- Provided data:
◆ ◆ ◆ ◆ ◆

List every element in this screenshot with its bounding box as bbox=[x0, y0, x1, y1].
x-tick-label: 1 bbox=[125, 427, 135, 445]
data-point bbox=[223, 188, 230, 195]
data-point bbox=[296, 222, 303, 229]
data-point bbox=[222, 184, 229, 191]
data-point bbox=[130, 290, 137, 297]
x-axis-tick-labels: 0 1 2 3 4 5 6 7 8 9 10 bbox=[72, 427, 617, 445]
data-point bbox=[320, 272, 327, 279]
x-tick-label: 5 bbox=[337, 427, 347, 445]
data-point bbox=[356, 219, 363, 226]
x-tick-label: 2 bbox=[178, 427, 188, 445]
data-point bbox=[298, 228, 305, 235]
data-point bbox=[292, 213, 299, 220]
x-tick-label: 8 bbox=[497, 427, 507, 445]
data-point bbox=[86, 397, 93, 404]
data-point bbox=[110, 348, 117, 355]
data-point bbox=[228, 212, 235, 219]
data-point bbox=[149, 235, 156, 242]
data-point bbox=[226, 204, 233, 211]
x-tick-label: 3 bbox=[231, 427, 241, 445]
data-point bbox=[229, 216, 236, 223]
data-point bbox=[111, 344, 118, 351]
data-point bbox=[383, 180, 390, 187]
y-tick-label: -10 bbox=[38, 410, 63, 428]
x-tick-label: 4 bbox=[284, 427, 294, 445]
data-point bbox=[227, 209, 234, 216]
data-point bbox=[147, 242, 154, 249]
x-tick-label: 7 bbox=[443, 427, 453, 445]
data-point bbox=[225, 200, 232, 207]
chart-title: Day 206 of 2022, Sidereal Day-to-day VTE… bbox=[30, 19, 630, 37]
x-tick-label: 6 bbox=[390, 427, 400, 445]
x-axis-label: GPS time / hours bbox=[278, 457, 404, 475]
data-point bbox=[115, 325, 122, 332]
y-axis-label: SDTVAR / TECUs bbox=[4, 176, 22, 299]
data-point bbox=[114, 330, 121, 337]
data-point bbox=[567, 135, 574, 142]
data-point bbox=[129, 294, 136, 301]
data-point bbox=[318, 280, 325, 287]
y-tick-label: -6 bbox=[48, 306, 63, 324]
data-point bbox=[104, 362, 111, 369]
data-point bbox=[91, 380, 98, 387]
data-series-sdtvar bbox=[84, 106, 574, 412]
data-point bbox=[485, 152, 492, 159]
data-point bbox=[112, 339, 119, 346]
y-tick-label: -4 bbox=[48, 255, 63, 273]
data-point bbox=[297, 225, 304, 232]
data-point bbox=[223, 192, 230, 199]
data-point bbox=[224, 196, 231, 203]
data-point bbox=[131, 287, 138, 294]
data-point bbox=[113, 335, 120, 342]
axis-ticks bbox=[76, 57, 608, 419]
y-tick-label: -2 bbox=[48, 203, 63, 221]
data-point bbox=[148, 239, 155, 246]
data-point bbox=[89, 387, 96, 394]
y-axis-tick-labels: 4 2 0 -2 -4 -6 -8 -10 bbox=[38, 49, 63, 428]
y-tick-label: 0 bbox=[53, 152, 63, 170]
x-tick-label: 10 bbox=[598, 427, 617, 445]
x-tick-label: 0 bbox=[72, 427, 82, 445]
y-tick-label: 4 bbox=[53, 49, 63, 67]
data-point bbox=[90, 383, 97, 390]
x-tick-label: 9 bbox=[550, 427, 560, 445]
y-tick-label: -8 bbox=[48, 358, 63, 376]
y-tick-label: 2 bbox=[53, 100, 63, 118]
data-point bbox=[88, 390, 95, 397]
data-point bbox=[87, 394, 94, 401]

◆ ◆ ◆ ◆ ◆

- Exercise:
Find each line in the material above that contains the string "labels", and copy those lines. Case counts, so a line matches only if its letters are in the same upper and lower case as that string.

- Final result:
x-axis-tick-labels: 0 1 2 3 4 5 6 7 8 9 10 bbox=[72, 427, 617, 445]
y-axis-tick-labels: 4 2 0 -2 -4 -6 -8 -10 bbox=[38, 49, 63, 428]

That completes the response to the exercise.